TASK TO CARRY OUT:
Convert the lines from the beginning of the records through the line containing "tour-description: Это великолепное", both included, into a JSON list of strings with one string per line. Leave out blank lines.

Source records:
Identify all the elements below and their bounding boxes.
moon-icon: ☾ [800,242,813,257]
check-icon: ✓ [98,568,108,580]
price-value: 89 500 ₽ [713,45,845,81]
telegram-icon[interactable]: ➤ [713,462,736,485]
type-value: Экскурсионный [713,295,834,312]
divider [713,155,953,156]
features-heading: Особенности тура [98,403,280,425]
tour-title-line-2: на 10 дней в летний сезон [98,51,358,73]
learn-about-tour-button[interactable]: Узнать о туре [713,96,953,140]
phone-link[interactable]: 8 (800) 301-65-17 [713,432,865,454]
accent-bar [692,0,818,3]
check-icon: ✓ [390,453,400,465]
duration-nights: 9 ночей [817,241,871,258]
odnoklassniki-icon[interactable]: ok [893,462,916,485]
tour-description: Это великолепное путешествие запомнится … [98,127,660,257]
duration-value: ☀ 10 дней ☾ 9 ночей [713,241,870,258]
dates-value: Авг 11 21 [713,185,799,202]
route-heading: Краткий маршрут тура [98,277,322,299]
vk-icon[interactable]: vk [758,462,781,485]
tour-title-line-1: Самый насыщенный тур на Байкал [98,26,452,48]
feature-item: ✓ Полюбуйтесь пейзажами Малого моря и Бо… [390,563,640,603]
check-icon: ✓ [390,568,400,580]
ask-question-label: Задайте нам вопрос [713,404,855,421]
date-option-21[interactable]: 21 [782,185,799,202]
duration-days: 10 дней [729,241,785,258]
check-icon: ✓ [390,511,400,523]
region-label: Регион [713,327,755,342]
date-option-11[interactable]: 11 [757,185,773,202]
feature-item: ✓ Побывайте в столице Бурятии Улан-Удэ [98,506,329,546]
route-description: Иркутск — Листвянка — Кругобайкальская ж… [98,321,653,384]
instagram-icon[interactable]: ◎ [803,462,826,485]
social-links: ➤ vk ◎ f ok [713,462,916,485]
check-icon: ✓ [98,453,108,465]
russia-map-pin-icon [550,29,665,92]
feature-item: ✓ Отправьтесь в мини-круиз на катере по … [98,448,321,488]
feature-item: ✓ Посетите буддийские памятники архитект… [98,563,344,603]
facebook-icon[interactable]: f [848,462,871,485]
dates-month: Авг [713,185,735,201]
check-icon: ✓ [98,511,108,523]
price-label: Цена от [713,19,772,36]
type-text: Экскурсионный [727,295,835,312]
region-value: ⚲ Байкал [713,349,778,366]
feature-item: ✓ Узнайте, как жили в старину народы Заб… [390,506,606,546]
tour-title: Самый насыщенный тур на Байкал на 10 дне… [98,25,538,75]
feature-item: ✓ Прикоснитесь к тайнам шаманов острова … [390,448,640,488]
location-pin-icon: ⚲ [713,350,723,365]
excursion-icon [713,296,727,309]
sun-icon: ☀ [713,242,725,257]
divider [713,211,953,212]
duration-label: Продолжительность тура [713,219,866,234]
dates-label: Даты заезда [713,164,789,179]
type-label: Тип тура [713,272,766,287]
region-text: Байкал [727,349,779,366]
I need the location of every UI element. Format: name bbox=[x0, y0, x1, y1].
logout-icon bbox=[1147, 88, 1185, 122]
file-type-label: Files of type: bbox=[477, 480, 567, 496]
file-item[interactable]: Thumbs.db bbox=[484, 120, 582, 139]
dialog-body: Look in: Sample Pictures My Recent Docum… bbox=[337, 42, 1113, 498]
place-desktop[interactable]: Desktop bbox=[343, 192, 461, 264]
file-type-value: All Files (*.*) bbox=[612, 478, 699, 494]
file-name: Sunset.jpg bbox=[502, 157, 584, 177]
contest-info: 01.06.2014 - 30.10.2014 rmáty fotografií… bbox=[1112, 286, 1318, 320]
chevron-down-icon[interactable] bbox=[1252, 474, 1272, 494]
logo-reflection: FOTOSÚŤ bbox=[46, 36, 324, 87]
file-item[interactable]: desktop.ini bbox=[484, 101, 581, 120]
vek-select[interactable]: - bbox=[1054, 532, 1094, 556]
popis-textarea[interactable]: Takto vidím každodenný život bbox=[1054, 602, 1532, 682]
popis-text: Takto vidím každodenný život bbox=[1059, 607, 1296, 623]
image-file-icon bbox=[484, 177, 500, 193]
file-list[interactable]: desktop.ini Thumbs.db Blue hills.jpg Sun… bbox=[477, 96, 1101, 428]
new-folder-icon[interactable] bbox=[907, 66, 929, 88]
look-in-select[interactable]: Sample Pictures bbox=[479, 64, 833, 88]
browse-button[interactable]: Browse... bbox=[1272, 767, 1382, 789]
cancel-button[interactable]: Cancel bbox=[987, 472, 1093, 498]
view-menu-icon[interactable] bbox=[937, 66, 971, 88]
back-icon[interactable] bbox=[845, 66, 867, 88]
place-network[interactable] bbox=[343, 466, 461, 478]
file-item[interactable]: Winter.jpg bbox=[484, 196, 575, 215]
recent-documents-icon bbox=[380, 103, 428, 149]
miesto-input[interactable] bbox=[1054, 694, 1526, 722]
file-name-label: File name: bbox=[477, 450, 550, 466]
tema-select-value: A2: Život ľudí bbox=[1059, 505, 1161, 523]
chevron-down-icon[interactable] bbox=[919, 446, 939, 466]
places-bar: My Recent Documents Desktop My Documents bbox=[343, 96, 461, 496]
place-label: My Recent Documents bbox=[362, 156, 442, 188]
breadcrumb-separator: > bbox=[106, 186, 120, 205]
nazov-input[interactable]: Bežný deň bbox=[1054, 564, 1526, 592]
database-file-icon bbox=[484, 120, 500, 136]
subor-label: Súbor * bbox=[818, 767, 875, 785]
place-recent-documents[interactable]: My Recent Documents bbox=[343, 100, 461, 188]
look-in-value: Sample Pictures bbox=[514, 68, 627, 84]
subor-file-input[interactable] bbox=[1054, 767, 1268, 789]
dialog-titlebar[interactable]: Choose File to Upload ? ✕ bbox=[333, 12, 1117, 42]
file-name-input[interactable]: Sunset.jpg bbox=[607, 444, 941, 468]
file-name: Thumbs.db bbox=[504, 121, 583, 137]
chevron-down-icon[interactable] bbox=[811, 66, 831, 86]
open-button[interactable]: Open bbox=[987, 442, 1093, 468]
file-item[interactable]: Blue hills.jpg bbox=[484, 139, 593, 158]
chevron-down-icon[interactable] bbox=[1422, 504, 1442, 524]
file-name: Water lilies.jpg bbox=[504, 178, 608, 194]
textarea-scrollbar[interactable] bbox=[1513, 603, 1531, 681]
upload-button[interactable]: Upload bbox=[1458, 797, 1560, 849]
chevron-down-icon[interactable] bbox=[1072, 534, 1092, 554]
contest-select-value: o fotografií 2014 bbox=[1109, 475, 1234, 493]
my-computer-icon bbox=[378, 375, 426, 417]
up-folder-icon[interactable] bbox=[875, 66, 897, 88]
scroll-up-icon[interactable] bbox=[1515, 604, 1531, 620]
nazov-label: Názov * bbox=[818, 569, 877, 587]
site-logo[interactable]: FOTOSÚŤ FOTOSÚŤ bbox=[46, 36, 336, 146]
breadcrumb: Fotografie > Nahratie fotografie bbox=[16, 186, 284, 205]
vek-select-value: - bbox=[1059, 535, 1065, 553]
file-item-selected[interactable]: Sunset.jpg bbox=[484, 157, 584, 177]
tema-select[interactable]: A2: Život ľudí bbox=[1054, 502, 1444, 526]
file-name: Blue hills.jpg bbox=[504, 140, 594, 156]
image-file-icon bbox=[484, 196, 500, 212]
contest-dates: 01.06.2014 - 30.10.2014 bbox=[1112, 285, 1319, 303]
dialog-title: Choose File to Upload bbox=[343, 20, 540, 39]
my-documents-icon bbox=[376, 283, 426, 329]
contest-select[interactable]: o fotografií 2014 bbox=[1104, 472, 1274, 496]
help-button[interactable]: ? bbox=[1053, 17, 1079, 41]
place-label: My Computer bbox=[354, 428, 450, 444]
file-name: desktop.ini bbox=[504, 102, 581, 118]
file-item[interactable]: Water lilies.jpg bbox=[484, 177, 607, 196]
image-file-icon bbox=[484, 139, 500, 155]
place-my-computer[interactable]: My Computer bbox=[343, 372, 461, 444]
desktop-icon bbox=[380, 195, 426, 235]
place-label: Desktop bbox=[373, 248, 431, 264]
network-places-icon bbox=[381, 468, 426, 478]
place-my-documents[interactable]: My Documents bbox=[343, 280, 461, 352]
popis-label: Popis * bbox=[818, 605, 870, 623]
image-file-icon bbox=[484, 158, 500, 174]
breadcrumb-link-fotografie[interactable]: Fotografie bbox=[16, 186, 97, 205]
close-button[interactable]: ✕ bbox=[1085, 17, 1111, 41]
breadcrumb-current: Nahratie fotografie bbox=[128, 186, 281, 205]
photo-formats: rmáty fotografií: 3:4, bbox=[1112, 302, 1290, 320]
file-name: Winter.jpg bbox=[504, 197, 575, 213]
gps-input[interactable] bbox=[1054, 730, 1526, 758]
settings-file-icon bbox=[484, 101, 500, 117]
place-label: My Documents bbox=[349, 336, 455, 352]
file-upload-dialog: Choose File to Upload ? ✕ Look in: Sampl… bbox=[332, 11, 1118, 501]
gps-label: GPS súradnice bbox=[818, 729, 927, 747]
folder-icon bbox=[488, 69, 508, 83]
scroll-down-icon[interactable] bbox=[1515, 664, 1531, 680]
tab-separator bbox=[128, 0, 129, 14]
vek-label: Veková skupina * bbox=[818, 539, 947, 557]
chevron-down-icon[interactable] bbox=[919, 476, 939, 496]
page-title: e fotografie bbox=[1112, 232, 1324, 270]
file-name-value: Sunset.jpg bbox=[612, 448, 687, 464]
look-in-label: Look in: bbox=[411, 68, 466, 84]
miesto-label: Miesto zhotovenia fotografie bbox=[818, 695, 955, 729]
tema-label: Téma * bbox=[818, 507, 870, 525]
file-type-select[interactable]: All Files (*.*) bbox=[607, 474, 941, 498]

WRITTEN ANSWER:
[
  "Identify all the elements below and their bounding boxes.",
  "moon-icon: ☾ [800,242,813,257]",
  "check-icon: ✓ [98,568,108,580]",
  "price-value: 89 500 ₽ [713,45,845,81]",
  "telegram-icon[interactable]: ➤ [713,462,736,485]",
  "type-value: Экскурсионный [713,295,834,312]",
  "divider [713,155,953,156]",
  "features-heading: Особенности тура [98,403,280,425]",
  "tour-title-line-2: на 10 дней в летний сезон [98,51,358,73]",
  "learn-about-tour-button[interactable]: Узнать о туре [713,96,953,140]",
  "phone-link[interactable]: 8 (800) 301-65-17 [713,432,865,454]",
  "accent-bar [692,0,818,3]",
  "check-icon: ✓ [390,453,400,465]",
  "duration-nights: 9 ночей [817,241,871,258]",
  "odnoklassniki-icon[interactable]: ok [893,462,916,485]",
  "tour-description: Это великолепное путешествие запомнится … [98,127,660,257]"
]